**** Rows

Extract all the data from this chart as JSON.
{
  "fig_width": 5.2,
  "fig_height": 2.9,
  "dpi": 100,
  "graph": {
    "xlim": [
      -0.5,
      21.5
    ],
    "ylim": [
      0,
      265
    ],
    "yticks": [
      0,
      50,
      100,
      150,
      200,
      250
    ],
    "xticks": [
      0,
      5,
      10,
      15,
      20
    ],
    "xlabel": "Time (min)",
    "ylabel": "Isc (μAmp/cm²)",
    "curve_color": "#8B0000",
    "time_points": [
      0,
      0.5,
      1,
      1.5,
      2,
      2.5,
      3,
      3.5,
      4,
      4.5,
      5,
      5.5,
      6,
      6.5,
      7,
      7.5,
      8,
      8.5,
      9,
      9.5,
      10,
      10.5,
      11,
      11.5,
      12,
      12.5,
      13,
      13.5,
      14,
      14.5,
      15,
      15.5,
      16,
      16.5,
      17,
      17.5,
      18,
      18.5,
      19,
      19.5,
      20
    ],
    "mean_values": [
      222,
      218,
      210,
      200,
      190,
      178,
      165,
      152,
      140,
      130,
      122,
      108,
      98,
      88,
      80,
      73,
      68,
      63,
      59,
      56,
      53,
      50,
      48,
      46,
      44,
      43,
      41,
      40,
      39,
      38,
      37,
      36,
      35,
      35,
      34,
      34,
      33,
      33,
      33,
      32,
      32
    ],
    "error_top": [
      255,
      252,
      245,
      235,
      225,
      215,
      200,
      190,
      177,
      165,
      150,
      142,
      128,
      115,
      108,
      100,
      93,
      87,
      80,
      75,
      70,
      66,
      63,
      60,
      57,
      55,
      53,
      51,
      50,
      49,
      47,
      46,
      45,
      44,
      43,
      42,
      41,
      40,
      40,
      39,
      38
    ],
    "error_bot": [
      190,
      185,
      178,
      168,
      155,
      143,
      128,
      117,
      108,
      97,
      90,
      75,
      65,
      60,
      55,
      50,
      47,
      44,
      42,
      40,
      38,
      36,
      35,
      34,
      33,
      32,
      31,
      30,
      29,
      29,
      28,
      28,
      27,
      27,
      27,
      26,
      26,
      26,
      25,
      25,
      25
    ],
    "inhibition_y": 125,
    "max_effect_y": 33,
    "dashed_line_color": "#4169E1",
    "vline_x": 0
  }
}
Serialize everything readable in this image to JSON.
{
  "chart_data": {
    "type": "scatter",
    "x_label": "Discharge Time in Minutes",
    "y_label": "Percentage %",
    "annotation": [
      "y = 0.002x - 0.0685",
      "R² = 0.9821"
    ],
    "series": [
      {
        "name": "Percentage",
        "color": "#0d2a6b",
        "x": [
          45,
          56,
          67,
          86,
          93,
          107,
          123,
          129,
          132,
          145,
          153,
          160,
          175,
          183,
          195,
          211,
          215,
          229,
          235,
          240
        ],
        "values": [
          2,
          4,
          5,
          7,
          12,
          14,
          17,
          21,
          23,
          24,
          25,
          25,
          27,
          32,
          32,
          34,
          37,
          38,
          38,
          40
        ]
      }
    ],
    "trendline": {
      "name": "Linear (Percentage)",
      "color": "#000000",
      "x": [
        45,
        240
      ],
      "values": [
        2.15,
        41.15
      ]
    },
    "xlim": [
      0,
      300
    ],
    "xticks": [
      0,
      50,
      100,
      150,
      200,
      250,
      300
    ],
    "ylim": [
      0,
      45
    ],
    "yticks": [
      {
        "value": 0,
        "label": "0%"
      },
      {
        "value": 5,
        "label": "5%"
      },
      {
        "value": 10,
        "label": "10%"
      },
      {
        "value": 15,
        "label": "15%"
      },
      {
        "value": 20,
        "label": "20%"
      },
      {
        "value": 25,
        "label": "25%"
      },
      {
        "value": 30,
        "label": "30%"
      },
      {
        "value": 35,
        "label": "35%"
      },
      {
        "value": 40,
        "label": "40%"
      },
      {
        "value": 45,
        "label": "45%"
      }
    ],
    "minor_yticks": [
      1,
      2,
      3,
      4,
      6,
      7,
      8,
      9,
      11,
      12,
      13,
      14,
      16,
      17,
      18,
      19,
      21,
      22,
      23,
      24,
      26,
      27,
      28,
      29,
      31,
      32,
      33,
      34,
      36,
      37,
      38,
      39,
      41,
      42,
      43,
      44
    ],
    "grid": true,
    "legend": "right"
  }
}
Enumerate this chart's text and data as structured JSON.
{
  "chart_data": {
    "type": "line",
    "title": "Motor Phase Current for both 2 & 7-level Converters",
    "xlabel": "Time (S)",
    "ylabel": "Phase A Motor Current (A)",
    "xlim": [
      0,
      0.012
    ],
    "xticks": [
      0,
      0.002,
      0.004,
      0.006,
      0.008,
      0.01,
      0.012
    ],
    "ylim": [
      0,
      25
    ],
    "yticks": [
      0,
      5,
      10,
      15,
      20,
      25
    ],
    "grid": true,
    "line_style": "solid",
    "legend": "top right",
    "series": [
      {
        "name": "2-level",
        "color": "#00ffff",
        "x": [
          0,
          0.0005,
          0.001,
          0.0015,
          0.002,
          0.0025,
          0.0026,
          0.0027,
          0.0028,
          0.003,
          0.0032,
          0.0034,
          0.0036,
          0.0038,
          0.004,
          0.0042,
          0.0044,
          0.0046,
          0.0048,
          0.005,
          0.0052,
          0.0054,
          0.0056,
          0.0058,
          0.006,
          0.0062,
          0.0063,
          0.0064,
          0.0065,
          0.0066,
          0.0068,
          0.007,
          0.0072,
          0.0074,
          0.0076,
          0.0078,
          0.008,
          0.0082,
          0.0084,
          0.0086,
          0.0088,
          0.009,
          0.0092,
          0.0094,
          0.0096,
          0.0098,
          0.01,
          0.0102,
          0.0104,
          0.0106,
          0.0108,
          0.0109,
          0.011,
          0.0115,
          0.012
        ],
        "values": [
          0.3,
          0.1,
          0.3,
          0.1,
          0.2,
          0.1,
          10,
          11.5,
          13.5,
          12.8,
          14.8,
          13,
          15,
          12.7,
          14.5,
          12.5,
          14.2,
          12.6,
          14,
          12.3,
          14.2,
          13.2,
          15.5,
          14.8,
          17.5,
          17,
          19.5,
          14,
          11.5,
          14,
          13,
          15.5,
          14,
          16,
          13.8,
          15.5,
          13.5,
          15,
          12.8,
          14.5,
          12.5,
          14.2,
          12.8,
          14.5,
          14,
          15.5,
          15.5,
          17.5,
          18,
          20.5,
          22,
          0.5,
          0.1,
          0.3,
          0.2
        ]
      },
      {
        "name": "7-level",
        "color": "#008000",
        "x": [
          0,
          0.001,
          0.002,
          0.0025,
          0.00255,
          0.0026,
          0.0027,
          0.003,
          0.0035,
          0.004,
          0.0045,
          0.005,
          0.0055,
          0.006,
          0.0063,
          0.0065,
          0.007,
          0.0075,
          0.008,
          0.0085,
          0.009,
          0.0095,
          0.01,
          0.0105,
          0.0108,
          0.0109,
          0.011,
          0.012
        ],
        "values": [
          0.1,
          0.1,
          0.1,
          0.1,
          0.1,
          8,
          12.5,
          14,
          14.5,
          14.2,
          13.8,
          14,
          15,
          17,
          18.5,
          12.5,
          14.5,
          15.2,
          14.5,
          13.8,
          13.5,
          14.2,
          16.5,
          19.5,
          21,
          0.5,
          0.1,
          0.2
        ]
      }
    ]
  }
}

********

Written request —
Pull every line containing the word "Phase" out of the entries above.

Task result —
    "title": "Motor Phase Current for both 2 & 7-level Converters",
    "ylabel": "Phase A Motor Current (A)",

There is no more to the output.